* RECORDS TO PROCESS:
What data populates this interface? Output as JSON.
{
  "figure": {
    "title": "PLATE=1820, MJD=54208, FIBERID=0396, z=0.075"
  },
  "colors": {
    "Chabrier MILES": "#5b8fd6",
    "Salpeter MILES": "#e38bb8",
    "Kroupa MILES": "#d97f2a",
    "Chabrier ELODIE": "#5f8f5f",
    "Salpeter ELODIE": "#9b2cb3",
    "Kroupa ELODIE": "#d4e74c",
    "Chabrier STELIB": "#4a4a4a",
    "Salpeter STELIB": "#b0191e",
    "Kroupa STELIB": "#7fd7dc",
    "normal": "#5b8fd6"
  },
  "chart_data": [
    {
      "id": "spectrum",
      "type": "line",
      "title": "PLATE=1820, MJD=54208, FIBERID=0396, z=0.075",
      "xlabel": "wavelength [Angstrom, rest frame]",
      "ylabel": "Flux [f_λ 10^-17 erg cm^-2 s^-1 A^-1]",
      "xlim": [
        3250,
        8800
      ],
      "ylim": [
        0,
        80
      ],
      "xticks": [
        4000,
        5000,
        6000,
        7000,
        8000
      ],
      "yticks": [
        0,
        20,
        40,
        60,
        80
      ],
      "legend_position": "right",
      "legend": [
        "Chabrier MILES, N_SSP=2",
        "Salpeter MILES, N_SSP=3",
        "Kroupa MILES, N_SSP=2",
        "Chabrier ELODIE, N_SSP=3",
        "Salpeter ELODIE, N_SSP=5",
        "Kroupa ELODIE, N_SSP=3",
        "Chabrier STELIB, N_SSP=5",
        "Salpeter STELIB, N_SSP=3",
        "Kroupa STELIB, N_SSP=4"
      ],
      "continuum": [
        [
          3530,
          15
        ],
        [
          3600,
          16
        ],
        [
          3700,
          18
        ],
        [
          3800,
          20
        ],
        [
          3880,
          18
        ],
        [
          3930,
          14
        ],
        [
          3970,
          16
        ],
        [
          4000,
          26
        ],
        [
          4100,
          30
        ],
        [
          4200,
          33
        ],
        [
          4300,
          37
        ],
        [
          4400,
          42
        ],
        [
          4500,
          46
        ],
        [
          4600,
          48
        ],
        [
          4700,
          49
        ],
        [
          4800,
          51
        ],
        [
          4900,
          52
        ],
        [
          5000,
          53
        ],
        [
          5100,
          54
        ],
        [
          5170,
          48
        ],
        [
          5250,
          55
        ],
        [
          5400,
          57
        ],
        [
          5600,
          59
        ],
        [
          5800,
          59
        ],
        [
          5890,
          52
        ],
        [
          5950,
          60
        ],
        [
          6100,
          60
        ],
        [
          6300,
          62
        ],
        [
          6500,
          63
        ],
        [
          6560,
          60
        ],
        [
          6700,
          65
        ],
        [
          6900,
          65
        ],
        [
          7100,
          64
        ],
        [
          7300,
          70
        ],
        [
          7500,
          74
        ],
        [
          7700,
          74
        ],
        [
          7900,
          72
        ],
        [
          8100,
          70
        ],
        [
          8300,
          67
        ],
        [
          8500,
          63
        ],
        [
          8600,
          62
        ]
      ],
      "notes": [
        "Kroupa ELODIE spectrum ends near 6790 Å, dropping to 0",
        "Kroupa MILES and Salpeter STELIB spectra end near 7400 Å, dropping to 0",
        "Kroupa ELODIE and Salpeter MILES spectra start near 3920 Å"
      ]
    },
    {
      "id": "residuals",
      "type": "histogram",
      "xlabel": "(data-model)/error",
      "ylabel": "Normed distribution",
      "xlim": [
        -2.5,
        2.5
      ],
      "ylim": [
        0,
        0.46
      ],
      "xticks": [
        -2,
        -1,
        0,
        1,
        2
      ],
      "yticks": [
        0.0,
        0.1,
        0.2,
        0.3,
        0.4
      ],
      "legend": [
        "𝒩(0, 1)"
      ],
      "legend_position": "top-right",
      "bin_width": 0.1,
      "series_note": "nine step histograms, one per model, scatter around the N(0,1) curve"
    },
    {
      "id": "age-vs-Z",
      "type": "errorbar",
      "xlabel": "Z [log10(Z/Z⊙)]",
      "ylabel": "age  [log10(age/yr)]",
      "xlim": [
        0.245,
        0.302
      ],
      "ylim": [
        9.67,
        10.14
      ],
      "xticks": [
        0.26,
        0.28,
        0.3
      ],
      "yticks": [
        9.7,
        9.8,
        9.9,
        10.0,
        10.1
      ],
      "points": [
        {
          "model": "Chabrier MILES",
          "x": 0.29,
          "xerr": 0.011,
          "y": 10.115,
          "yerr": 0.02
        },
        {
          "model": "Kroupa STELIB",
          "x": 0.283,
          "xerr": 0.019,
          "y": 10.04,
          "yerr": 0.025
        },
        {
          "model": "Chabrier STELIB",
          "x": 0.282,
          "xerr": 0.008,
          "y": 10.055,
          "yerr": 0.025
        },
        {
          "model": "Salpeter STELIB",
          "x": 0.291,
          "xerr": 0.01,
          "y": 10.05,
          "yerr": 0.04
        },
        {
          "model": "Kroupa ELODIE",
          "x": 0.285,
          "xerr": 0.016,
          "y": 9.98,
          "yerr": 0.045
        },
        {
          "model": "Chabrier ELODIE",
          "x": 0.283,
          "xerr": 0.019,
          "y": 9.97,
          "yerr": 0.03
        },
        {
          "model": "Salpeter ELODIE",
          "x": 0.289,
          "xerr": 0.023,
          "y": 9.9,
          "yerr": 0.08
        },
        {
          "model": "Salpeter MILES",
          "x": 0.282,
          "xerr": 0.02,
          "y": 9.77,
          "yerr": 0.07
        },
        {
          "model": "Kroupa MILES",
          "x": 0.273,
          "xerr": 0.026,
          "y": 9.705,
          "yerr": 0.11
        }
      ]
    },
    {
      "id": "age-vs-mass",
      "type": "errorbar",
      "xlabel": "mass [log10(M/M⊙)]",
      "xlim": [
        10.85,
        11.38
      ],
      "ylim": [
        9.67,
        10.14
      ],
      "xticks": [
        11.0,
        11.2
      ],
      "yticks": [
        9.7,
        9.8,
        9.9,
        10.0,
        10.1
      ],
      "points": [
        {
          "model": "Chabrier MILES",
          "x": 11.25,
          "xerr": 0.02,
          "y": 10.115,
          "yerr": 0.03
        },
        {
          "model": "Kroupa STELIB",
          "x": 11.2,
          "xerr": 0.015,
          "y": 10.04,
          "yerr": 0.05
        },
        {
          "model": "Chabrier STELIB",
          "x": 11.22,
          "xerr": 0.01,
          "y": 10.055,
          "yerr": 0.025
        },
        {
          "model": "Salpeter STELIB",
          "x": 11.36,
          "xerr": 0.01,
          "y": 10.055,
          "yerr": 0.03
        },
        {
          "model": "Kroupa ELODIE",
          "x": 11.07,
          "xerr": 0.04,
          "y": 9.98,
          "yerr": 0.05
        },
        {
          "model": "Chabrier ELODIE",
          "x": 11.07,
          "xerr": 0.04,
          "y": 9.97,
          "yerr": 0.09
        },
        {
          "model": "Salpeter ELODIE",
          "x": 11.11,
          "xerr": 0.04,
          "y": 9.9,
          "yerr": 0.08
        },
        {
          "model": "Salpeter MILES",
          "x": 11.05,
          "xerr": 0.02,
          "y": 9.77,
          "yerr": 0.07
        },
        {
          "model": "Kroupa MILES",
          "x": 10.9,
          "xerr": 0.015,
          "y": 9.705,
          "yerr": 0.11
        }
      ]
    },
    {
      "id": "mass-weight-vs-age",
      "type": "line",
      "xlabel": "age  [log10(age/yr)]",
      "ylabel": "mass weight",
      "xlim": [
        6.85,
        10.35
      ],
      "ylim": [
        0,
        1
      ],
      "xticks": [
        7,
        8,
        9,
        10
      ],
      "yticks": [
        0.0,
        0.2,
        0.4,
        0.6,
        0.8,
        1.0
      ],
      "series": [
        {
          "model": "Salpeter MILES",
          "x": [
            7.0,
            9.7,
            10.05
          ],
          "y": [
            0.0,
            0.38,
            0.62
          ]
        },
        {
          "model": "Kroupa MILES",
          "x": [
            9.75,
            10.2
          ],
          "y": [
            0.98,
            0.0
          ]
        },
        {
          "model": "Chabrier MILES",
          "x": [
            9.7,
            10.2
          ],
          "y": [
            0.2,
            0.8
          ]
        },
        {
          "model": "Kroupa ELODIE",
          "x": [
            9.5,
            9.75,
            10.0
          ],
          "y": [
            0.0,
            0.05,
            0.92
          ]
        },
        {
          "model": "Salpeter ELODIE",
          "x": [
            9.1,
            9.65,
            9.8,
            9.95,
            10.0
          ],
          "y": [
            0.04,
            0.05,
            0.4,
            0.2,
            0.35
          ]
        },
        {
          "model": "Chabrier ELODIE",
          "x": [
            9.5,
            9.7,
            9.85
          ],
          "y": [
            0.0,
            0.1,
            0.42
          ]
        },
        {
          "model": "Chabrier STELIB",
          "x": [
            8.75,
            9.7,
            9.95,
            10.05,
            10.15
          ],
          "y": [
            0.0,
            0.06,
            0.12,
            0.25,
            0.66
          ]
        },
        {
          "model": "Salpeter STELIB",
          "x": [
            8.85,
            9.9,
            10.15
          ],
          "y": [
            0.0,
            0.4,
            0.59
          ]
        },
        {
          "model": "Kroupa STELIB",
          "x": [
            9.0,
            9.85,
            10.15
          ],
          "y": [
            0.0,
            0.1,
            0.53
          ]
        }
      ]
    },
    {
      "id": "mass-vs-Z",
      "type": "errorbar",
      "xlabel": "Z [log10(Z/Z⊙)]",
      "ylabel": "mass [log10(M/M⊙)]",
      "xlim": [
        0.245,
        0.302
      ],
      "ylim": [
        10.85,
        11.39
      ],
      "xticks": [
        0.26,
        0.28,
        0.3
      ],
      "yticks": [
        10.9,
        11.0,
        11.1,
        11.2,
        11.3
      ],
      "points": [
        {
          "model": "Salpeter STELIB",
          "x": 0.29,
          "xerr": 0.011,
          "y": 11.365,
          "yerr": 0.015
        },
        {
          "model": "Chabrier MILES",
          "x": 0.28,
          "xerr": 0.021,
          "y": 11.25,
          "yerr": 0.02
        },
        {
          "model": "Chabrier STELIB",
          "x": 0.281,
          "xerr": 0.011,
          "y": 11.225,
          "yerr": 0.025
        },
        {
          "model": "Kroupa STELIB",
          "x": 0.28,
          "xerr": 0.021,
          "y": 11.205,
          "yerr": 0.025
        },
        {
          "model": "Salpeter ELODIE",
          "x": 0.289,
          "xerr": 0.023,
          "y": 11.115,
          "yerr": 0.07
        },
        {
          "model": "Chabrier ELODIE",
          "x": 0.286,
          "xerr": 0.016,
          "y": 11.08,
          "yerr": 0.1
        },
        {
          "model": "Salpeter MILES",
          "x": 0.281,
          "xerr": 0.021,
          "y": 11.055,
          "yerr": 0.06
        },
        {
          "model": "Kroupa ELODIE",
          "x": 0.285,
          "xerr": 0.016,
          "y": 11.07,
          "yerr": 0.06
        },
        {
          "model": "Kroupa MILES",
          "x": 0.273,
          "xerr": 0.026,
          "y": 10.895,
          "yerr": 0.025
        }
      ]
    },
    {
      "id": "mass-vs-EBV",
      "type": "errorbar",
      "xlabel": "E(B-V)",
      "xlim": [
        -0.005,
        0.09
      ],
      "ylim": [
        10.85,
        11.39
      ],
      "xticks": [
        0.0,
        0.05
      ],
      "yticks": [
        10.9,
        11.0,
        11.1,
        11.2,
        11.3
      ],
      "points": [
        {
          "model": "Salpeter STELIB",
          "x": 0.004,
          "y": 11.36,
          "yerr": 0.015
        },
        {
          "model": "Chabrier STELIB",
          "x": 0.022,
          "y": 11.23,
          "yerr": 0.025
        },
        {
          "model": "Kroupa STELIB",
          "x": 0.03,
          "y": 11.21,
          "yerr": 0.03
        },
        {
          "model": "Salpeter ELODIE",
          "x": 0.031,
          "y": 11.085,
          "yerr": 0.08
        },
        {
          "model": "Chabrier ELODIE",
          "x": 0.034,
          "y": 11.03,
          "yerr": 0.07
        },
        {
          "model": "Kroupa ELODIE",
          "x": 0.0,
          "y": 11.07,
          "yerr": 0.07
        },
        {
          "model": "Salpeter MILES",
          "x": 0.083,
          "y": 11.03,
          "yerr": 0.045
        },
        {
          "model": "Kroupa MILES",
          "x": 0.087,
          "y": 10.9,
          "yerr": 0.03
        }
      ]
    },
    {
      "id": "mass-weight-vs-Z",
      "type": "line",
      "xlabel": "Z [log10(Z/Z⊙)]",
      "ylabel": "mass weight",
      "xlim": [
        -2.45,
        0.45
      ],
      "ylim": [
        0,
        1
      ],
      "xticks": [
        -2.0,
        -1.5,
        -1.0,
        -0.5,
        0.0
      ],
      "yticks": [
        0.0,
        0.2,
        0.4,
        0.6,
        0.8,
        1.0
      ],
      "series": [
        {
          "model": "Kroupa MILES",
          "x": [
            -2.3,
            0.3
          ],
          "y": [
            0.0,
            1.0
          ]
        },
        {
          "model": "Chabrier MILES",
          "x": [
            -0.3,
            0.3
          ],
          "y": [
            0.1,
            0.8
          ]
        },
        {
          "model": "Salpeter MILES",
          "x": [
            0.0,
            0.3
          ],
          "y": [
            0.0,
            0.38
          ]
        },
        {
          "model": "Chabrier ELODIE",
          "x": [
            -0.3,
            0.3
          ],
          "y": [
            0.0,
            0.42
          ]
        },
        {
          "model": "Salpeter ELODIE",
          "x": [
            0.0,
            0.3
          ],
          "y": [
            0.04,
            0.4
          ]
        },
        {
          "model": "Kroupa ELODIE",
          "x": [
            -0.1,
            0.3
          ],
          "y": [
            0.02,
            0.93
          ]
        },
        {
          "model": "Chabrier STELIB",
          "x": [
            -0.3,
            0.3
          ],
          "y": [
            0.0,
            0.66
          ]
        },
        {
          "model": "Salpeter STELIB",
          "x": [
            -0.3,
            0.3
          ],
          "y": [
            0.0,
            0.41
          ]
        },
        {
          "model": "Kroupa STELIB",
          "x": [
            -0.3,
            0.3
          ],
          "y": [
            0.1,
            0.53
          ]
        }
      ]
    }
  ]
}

* SHORT EXERCISE:
Copy out every line of the data that includes "FIBERID".

* THE OUTPUT:
    "title": "PLATE=1820, MJD=54208, FIBERID=0396, z=0.075"
      "title": "PLATE=1820, MJD=54208, FIBERID=0396, z=0.075",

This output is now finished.